▶ WHAT IS REQUIRED
In the copy, include every entry exactly but none of the pictures.

- - - - -

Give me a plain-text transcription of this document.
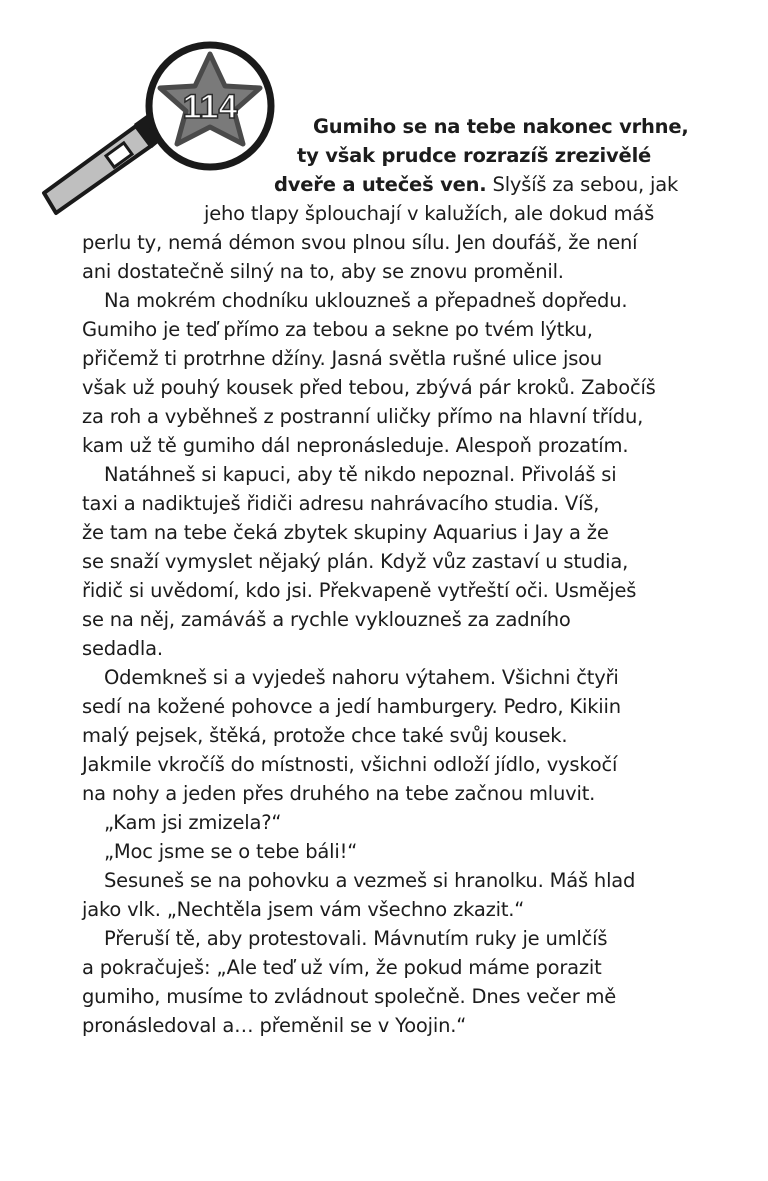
114
Gumiho se na tebe nakonec vrhne,
ty však prudce rozrazíš zrezivělé
dveře a utečeš ven. Slyšíš za sebou, jak
jeho tlapy šplouchají v kalužích, ale dokud máš
perlu ty, nemá démon svou plnou sílu. Jen doufáš, že není
ani dostatečně silný na to, aby se znovu proměnil.
Na mokrém chodníku uklouzneš a přepadneš dopředu.
Gumiho je teď přímo za tebou a sekne po tvém lýtku,
přičemž ti protrhne džíny. Jasná světla rušné ulice jsou
však už pouhý kousek před tebou, zbývá pár kroků. Zabočíš
za roh a vyběhneš z postranní uličky přímo na hlavní třídu,
kam už tě gumiho dál nepronásleduje. Alespoň prozatím.
Natáhneš si kapuci, aby tě nikdo nepoznal. Přivoláš si
taxi a nadiktuješ řidiči adresu nahrávacího studia. Víš,
že tam na tebe čeká zbytek skupiny Aquarius i Jay a že
se snaží vymyslet nějaký plán. Když vůz zastaví u studia,
řidič si uvědomí, kdo jsi. Překvapeně vytřeští oči. Usměješ
se na něj, zamáváš a rychle vyklouzneš za zadního
sedadla.
Odemkneš si a vyjedeš nahoru výtahem. Všichni čtyři
sedí na kožené pohovce a jedí hamburgery. Pedro, Kikiin
malý pejsek, štěká, protože chce také svůj kousek.
Jakmile vkročíš do místnosti, všichni odloží jídlo, vyskočí
na nohy a jeden přes druhého na tebe začnou mluvit.
„Kam jsi zmizela?“
„Moc jsme se o tebe báli!“
Sesuneš se na pohovku a vezmeš si hranolku. Máš hlad
jako vlk. „Nechtěla jsem vám všechno zkazit.“
Přeruší tě, aby protestovali. Mávnutím ruky je umlčíš
a pokračuješ: „Ale teď už vím, že pokud máme porazit
gumiho, musíme to zvládnout společně. Dnes večer mě
pronásledoval a… přeměnil se v Yoojin.“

- - - - -

▶ RESULT FOR THIS TASK
Give me a plain-text transcription of this document.
114
Gumiho se na tebe nakonec vrhne,
ty však prudce rozrazíš zrezivělé
dveře a utečeš ven. Slyšíš za sebou, jak
jeho tlapy šplouchají v kalužích, ale dokud máš
perlu ty, nemá démon svou plnou sílu. Jen doufáš, že není
ani dostatečně silný na to, aby se znovu proměnil.
Na mokrém chodníku uklouzneš a přepadneš dopředu.
Gumiho je teď přímo za tebou a sekne po tvém lýtku,
přičemž ti protrhne džíny. Jasná světla rušné ulice jsou
však už pouhý kousek před tebou, zbývá pár kroků. Zabočíš
za roh a vyběhneš z postranní uličky přímo na hlavní třídu,
kam už tě gumiho dál nepronásleduje. Alespoň prozatím.
Natáhneš si kapuci, aby tě nikdo nepoznal. Přivoláš si
taxi a nadiktuješ řidiči adresu nahrávacího studia. Víš,
že tam na tebe čeká zbytek skupiny Aquarius i Jay a že
se snaží vymyslet nějaký plán. Když vůz zastaví u studia,
řidič si uvědomí, kdo jsi. Překvapeně vytřeští oči. Usměješ
se na něj, zamáváš a rychle vyklouzneš za zadního
sedadla.
Odemkneš si a vyjedeš nahoru výtahem. Všichni čtyři
sedí na kožené pohovce a jedí hamburgery. Pedro, Kikiin
malý pejsek, štěká, protože chce také svůj kousek.
Jakmile vkročíš do místnosti, všichni odloží jídlo, vyskočí
na nohy a jeden přes druhého na tebe začnou mluvit.
„Kam jsi zmizela?“
„Moc jsme se o tebe báli!“
Sesuneš se na pohovku a vezmeš si hranolku. Máš hlad
jako vlk. „Nechtěla jsem vám všechno zkazit.“
Přeruší tě, aby protestovali. Mávnutím ruky je umlčíš
a pokračuješ: „Ale teď už vím, že pokud máme porazit
gumiho, musíme to zvládnout společně. Dnes večer mě
pronásledoval a… přeměnil se v Yoojin.“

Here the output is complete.